- **Alıştırma görevi 1**
Listede "customer-marker[interactable] [356,107,378,135]" içeren satırdan "customer-marker[interactable] [599,582,621,609]" içeren satıra kadar uzanan satırları, iki uçtaki satırlar da dahil olmak üzere, hiçbir değişiklik yapmadan alt alta yazınız.
___ Verilen metin ___
Öncelikle bu önemli bir geri dönüş çünkü son Far Cry oyunlarında ana karakterimiz sessiz sakin bir FPS karakteriydi. Şimdiyse tıpkı Far Cry 3’te olduğu gibi olaylara ve yaşananlara kendi ağzından tepkiler veren bir karakteri yönetiyoruz. Ayrıca kamp alanlarında bu kez üçüncü şahısa geçiyor ve sinematiklerde de karakterimizi görebiliyoruz.

Ana karakterin karşısında yine bir Far Cry kötüsü var ve ondan az önce kısaca bahsettik. Giancarlo Esposito tarafından canlandırılan Castillo, Yara’nın en son tiranı olarak tam anlamıyla acımasız bir performans sunuyor. Yönettiği rejimi diğer oyunlardaki kötülerden çok daha verimli ve stratejik bir orduyla yansıtıyor. Castillo’nun askerleri gerçekten de birbirilerinin açıklarını tamamlayan düzenli bir ordu izlenimi verebiliyor. Arkadaşlarını canlandırabilen sağlık görevlilerinin yanı sıra, sabit silahlar dikmek veya takviye çağırmak için çabalayan askerler, çatışmaları çok daha eğlenceli ve tahmin edilemez kılıyor.

Far Cry 6’daki çeşitilik sadece düşmanlarla karşımıza çıkmıyor. Ayrıca pek çok özel yetenek, cephane türleri, farklı özelliklere sahip sırt çantaları, silahlar ve eğlenceli hayvan yoldaşları ile seçenekler arasında boğuluyorsunuz ve bu kesinlikle iyi bir şey. Önemli olan noktaysa bu çeşitliliğin oynanışa ne kadar yansıdığı elbette. Susturucu taktığınız (evet, onu da siz üretiyorsunuz) bir tüfekle düşmanları sessizce indirebilir veya önden evcil timsahınızı salarak düşmanın tepesine binebilirsiniz. Helikopter geldiğinde sırtınızdan fırlattığınız nükleer özellikli roketleri mi yollayacaksınız yoksa atınıza binip kaçmaya mı çalışacaksınız. Belki de pilotu sessizce avlamayı seçeneceksiniz. 

Oyundaki ekipman bolluğunun yanı sıra bu ekipmanların gerçekten çok eğlenceli olması Far Cry 6 için bence önemli bir artı yön. Çünkü bir Ubisoft klasiği olarak yan görevlerle, temizlenecek düşman kamplarıyla dolu bir haritada tekdüze bir oynanış kolayca sıkılmanıza yok açabilirdi.
___
- **Alıştırma görevi 2**
Far Cry 6 hakkındaki metni, son cümlesinden sonra gelecek biçimde sürdürünüz.
___ Veri satırları ___
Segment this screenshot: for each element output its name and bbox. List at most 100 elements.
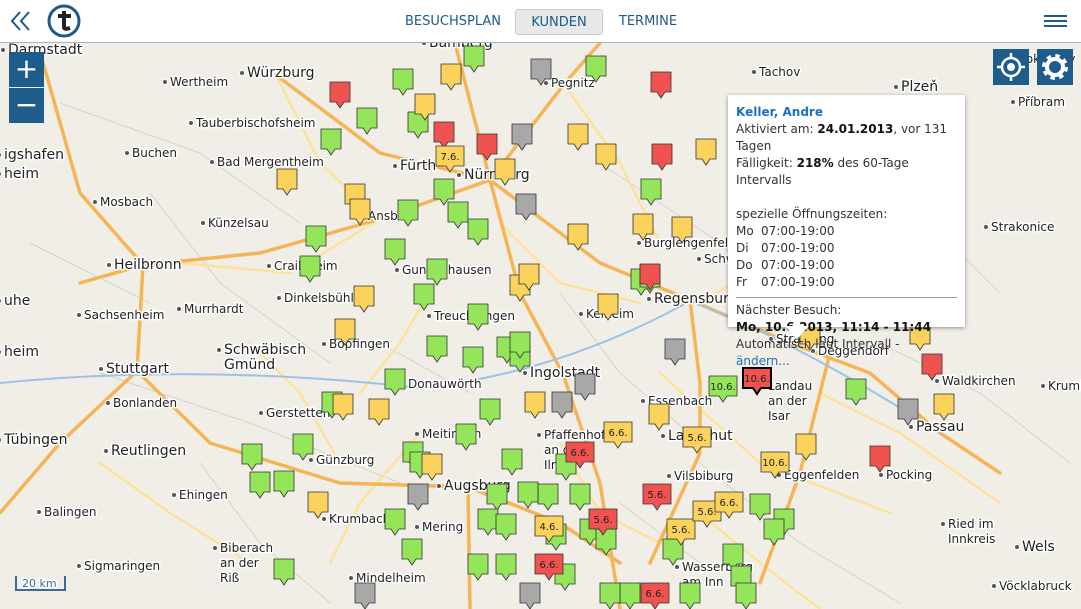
customer-marker[interactable] [356,107,378,135]
customer-marker[interactable] [241,443,263,471]
customer-marker[interactable] [897,398,919,426]
tab[interactable]: TERMINE [618,14,678,29]
customer-marker[interactable] [349,198,371,226]
customer-marker[interactable] [354,582,376,609]
customer-marker[interactable] [567,223,589,251]
customer-marker[interactable] [933,393,955,421]
customer-marker[interactable] [426,258,448,286]
customer-marker[interactable] [276,168,298,196]
customer-marker[interactable]: 6.6. [534,553,564,581]
customer-marker[interactable] [392,68,414,96]
zoom-in[interactable]: + [9,52,44,87]
customer-marker[interactable] [921,353,943,381]
customer-marker[interactable] [494,158,516,186]
customer-marker[interactable] [273,470,295,498]
customer-marker[interactable] [909,323,931,351]
customer-marker[interactable] [632,213,654,241]
customer-marker[interactable] [599,582,621,609]
customer-marker[interactable] [648,403,670,431]
customer-marker[interactable]: 7.6. [435,145,465,173]
customer-marker[interactable] [679,582,701,609]
customer-marker[interactable] [413,283,435,311]
customer-marker[interactable] [509,331,531,359]
customer-marker[interactable] [595,143,617,171]
customer-marker[interactable] [407,483,429,511]
customer-marker[interactable] [695,138,717,166]
customer-marker[interactable] [414,93,436,121]
customer-marker[interactable] [524,391,546,419]
customer-marker[interactable] [329,81,351,109]
customer-marker[interactable] [595,528,617,556]
customer-marker[interactable] [763,518,785,546]
customer-marker[interactable] [569,483,591,511]
customer-marker[interactable] [353,285,375,313]
customer-marker[interactable] [511,123,533,151]
customer-marker[interactable] [640,178,662,206]
customer-marker[interactable]: 5.6. [588,508,618,536]
customer-marker[interactable] [551,391,573,419]
customer-marker[interactable] [574,373,596,401]
customer-marker[interactable]: 4.6. [534,515,564,543]
customer-marker[interactable] [447,201,469,229]
customer-marker[interactable]: 5.6. [666,518,696,546]
customer-marker[interactable] [384,508,406,536]
customer-marker[interactable] [305,225,327,253]
customer-marker[interactable] [795,433,817,461]
customer-marker[interactable] [845,378,867,406]
locate-button[interactable] [993,49,1029,85]
customer-marker[interactable] [639,263,661,291]
customer-marker[interactable] [292,433,314,461]
customer-marker[interactable]: 6.6. [714,491,744,519]
customer-marker[interactable] [530,58,552,86]
customer-marker[interactable] [334,318,356,346]
customer-marker[interactable] [433,121,455,149]
customer-marker[interactable] [735,582,757,609]
customer-marker[interactable] [664,338,686,366]
change-link[interactable]: ändern... [736,354,790,368]
customer-marker[interactable] [467,218,489,246]
customer-marker[interactable] [567,123,589,151]
customer-marker[interactable] [518,263,540,291]
customer-marker[interactable] [476,133,498,161]
customer-marker[interactable] [501,448,523,476]
customer-marker[interactable] [307,491,329,519]
customer-marker[interactable] [619,582,641,609]
customer-marker[interactable]: 10.6. [760,451,790,479]
customer-marker[interactable] [397,199,419,227]
customer-marker[interactable] [869,445,891,473]
customer-marker[interactable] [455,423,477,451]
customer-marker[interactable] [421,453,443,481]
customer-marker[interactable] [384,368,406,396]
customer-marker[interactable]: 6.6. [603,421,633,449]
customer-name[interactable]: Keller, Andre [736,105,823,119]
customer-marker[interactable] [332,393,354,421]
tab-active[interactable]: KUNDEN [515,9,603,35]
customer-marker[interactable] [401,538,423,566]
customer-marker[interactable] [384,238,406,266]
customer-marker[interactable] [495,553,517,581]
customer-marker[interactable]: 6.6. [565,441,595,469]
settings-button[interactable] [1037,49,1073,85]
customer-marker[interactable] [467,553,489,581]
customer-marker[interactable]: 6.6. [640,582,670,609]
customer-marker[interactable] [486,483,508,511]
customer-marker[interactable] [515,193,537,221]
back-icon[interactable] [10,11,21,31]
tab[interactable]: BESUCHSPLAN [404,14,501,29]
customer-marker[interactable] [320,128,342,156]
customer-marker[interactable]: 5.6. [642,483,672,511]
customer-marker[interactable] [650,71,672,99]
customer-marker[interactable]: 5.6. [682,426,712,454]
customer-marker[interactable] [519,582,541,609]
customer-marker[interactable] [299,255,321,283]
back-icon[interactable] [19,11,30,31]
customer-marker[interactable] [467,303,489,331]
menu-icon[interactable] [1044,13,1068,33]
customer-marker[interactable] [749,493,771,521]
customer-marker[interactable] [440,63,462,91]
customer-marker[interactable] [249,471,271,499]
customer-marker[interactable] [273,558,295,586]
customer-marker[interactable]: 10.6. [708,375,738,403]
customer-marker[interactable] [479,398,501,426]
customer-marker[interactable] [799,323,821,351]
___
- **Yanıt 1**
customer-marker[interactable] [356,107,378,135]
customer-marker[interactable] [241,443,263,471]
customer-marker[interactable] [897,398,919,426]
tab[interactable]: TERMINE [618,14,678,29]
customer-marker[interactable] [349,198,371,226]
customer-marker[interactable] [354,582,376,609]
customer-marker[interactable] [567,223,589,251]
customer-marker[interactable] [933,393,955,421]
customer-marker[interactable] [426,258,448,286]
customer-marker[interactable] [276,168,298,196]
customer-marker[interactable]: 6.6. [534,553,564,581]
customer-marker[interactable] [392,68,414,96]
zoom-in[interactable]: + [9,52,44,87]
customer-marker[interactable] [921,353,943,381]
customer-marker[interactable] [494,158,516,186]
customer-marker[interactable] [273,470,295,498]
customer-marker[interactable] [909,323,931,351]
customer-marker[interactable] [632,213,654,241]
customer-marker[interactable] [599,582,621,609]

- **Yanıt 2**
Harita son derece büyük ve detaylı tasarlanmış. Hatta Yara’nın şehir merkezinde de arada turlama ve görev yapma imkanı bulabiliyorsunuz. Bu yönüyle oyunu çok beğendim. Ayrıca haritada izini sürebileceğiniz o kadar çok şey var ki; Karar yorgunluğu baş gösterirse, diktatörler bir yana, Yara dinlenmek için güzel bir yer. İster düşman kamplarını temizleyin ve Castillo’nun kaynaklarını harcayın, ister balık tutuyor olun, ister efsanevi hayvanları takip ediyor veya bir hazine avı yapıyor olun oyun size farklı sürprizler yapmayı seviyor. Diyelim ki bunların hepsinden sıkıldınız, o zaman horoz dövüşlerine katılarak oyunun absürtlüğünü dibine kadar yaşabilirsiniz.

Oyunda en çok duyacağınız kelime kesinlikle “gerilla”. Zaten bir gerilla ekibinin parçası olduğunuz için hikaye ve ana görevlerde bu odakta ilerliyor. Yara tropik ekosistemi sayesinde gerillaların gizlenerek ilerleyebilecekleri, kamplaşabilecekleri pek çok alan sunuyor. Biz de bu kamplar arasında mekik dokuyarak direnişin üst seviye üyelerinin isteklerini yerine getiriyoruz. Her bir görevle beraber Castillo’ya daha fazla yaklaşıyor ve Yara’da tanınırlığımızı arttıyoruz. Artık oyunda bir seviye sistemi bulunmadığı için yaptığımız her şey bize rütbe olarak geri dönüyor. Ana ve yan görevleri yaptıkça rütbemizi arttırıyor ve çok daha güçlü silahlara erişebiliyoruz. 

Üst paragraflarda çok az bahsettim ama detaylı değinilmesi gereken bir konu da yancılar. Far Cry 5’te olduğu gibi insan yancı yok ama onun yerine Amigo’lar var. Chorizo, horoz Chicharrón ve timsah Guapo… Amigolar oyun alanında son derece etkili ve duruma göre taktiksel yönü derinleştirebiliyorlar. Ben pek çok kez Guapo gibi gürültücü yancıları düşmanların üzerine salarak kendi işimi silaha bile başvurmadan kolayca hallettim. Aslında oyunlarda yapay zekalı yancıları seven bir oyuncu değilim ama söz konusu eğlenceli hayvanlar olduğunda işler benim için değişiyor.

Oyunun grafikleri ise ışıklı alanlarda son derece güzel ve yeterli görünüyor ama yıllardır aynı oyun motoru kullanıldığı için ne yazık ki karakter animasyonları ve yüz ifadeleri beklentilerimi karşılayamadı. Artık yeni bir oyun motoruna geçilmesi gerektiğini düşünüyorum. Genel olarak harita dokusu, kaplamalar ve yeşil alanlar güzel ama dedim ya işin içine insanlar girdiğinde görsellik hatırı sayılır ölçüde düşüyor.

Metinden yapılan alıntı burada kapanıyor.